** Begin Text section **
## CRAY MTA



# The Promise of Parallelism Realized

There are three fundamental factors that limit the scaling of conventional parallel computers:

- Overhead resulting from communication and synchronization
- Imbalance in processor workloads
- Inability to exploit multiple levels of parallelism in real-world applications

As an integrated system of software and hardware, the CRAY MTA was designed to eliminate these limits to parallel performance. It begins with Cray's powerful compilers automatically parallelizing, as threads, every level of a program's hierarchy. These threads run on up to 128 RISC-like hardware streams per processor. Each processor issues an instruction from one of its ready threads at each cycle, switching between threads at no cost. Each stream has the same components as a conventional processor—instruction counter, register set, stream status word, and target and trap registers. While some streams wait for memory operations to complete, others use the processor's resources to move their threads along, enabling the processor to tolerate even long memory latencies while performing useful work. About 40 active streams per processor effectively overlap all memory latency with productive computation, achieving significant parallelism within a single processor.
** End Text section **
** Begin Given data **
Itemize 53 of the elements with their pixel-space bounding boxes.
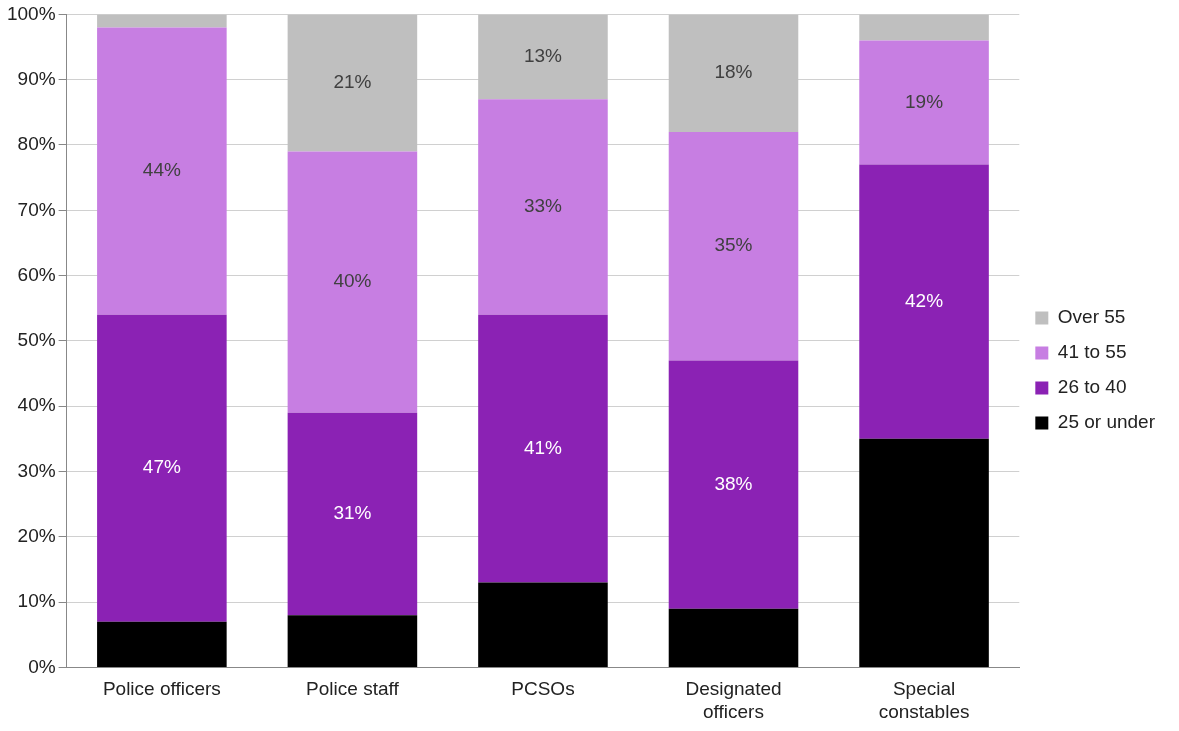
** End Given data **
▶ [Problem to solve]
Decide whether each statement agrees with the CRAY MTA text, answering yes or no and quoting the words of the text that decide it: (a) each processor supports up to 128 hardware streams; (b) switching between threads costs the processor one cycle; (c) about 40 active streams per processor are enough to overlap all memory latency with productive computation.

▶ [Solution]
(a) Yes: "These threads run on up to 128 RISC-like hardware streams per processor."
(b) No: "switching between threads at no cost."
(c) Yes: "About 40 active streams per processor effectively overlap all memory latency with productive computation"